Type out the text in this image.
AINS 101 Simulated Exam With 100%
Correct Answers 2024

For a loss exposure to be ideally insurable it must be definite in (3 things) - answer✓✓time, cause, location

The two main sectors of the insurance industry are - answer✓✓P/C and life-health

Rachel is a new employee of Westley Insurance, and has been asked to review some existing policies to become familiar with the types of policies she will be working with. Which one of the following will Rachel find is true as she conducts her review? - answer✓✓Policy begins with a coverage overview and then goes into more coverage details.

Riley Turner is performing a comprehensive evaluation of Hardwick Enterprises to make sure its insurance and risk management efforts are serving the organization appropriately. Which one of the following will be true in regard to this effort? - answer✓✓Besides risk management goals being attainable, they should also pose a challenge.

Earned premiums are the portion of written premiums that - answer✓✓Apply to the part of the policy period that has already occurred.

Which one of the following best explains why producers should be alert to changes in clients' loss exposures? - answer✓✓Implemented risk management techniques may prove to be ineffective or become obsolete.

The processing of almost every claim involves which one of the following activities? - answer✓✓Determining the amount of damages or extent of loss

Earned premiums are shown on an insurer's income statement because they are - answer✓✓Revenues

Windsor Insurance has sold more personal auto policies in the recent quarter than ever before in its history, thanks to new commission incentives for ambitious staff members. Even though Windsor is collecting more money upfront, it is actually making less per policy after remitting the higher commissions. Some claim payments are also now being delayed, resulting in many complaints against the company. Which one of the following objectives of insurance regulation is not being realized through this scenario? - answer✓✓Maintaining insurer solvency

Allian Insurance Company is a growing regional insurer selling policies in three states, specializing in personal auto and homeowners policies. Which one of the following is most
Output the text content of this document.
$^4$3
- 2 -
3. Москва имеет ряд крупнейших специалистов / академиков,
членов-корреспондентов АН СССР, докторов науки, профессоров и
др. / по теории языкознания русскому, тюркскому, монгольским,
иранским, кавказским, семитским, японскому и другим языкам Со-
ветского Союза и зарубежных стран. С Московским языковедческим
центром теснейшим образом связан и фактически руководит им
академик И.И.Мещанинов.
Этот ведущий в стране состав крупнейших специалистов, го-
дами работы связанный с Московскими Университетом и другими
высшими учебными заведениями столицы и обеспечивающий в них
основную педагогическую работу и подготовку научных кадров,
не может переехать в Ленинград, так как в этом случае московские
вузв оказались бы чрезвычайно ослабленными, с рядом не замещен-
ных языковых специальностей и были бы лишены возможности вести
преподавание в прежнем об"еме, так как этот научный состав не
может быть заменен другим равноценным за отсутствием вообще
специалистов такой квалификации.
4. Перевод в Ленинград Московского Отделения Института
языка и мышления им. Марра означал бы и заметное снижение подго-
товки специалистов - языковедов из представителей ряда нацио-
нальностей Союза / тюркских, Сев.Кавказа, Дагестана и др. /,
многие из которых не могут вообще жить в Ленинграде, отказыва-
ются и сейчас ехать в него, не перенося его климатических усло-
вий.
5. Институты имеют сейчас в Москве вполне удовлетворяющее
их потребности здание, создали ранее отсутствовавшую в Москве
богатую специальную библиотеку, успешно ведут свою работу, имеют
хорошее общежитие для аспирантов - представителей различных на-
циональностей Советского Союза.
******************************
Recite the full listing above exactly.

THE COMPLETED TASK:
Type out the text in this image.
AINS 101 Simulated Exam With 100%
Correct Answers 2024

For a loss exposure to be ideally insurable it must be definite in (3 things) - answer✓✓time, cause, location

The two main sectors of the insurance industry are - answer✓✓P/C and life-health

Rachel is a new employee of Westley Insurance, and has been asked to review some existing policies to become familiar with the types of policies she will be working with. Which one of the following will Rachel find is true as she conducts her review? - answer✓✓Policy begins with a coverage overview and then goes into more coverage details.

Riley Turner is performing a comprehensive evaluation of Hardwick Enterprises to make sure its insurance and risk management efforts are serving the organization appropriately. Which one of the following will be true in regard to this effort? - answer✓✓Besides risk management goals being attainable, they should also pose a challenge.

Earned premiums are the portion of written premiums that - answer✓✓Apply to the part of the policy period that has already occurred.

Which one of the following best explains why producers should be alert to changes in clients' loss exposures? - answer✓✓Implemented risk management techniques may prove to be ineffective or become obsolete.

The processing of almost every claim involves which one of the following activities? - answer✓✓Determining the amount of damages or extent of loss

Earned premiums are shown on an insurer's income statement because they are - answer✓✓Revenues

Windsor Insurance has sold more personal auto policies in the recent quarter than ever before in its history, thanks to new commission incentives for ambitious staff members. Even though Windsor is collecting more money upfront, it is actually making less per policy after remitting the higher commissions. Some claim payments are also now being delayed, resulting in many complaints against the company. Which one of the following objectives of insurance regulation is not being realized through this scenario? - answer✓✓Maintaining insurer solvency

Allian Insurance Company is a growing regional insurer selling policies in three states, specializing in personal auto and homeowners policies. Which one of the following is most
Output the text content of this document.
$^4$3
- 2 -
3. Москва имеет ряд крупнейших специалистов / академиков,
членов-корреспондентов АН СССР, докторов науки, профессоров и
др. / по теории языкознания русскому, тюркскому, монгольским,
иранским, кавказским, семитским, японскому и другим языкам Со-
ветского Союза и зарубежных стран. С Московским языковедческим
центром теснейшим образом связан и фактически руководит им
академик И.И.Мещанинов.
Этот ведущий в стране состав крупнейших специалистов, го-
дами работы связанный с Московскими Университетом и другими
высшими учебными заведениями столицы и обеспечивающий в них
основную педагогическую работу и подготовку научных кадров,
не может переехать в Ленинград, так как в этом случае московские
вузв оказались бы чрезвычайно ослабленными, с рядом не замещен-
ных языковых специальностей и были бы лишены возможности вести
преподавание в прежнем об"еме, так как этот научный состав не
может быть заменен другим равноценным за отсутствием вообще
специалистов такой квалификации.
4. Перевод в Ленинград Московского Отделения Института
языка и мышления им. Марра означал бы и заметное снижение подго-
товки специалистов - языковедов из представителей ряда нацио-
нальностей Союза / тюркских, Сев.Кавказа, Дагестана и др. /,
многие из которых не могут вообще жить в Ленинграде, отказыва-
ются и сейчас ехать в него, не перенося его климатических усло-
вий.
5. Институты имеют сейчас в Москве вполне удовлетворяющее
их потребности здание, создали ранее отсутствовавшую в Москве
богатую специальную библиотеку, успешно ведут свою работу, имеют
хорошее общежитие для аспирантов - представителей различных на-
циональностей Советского Союза.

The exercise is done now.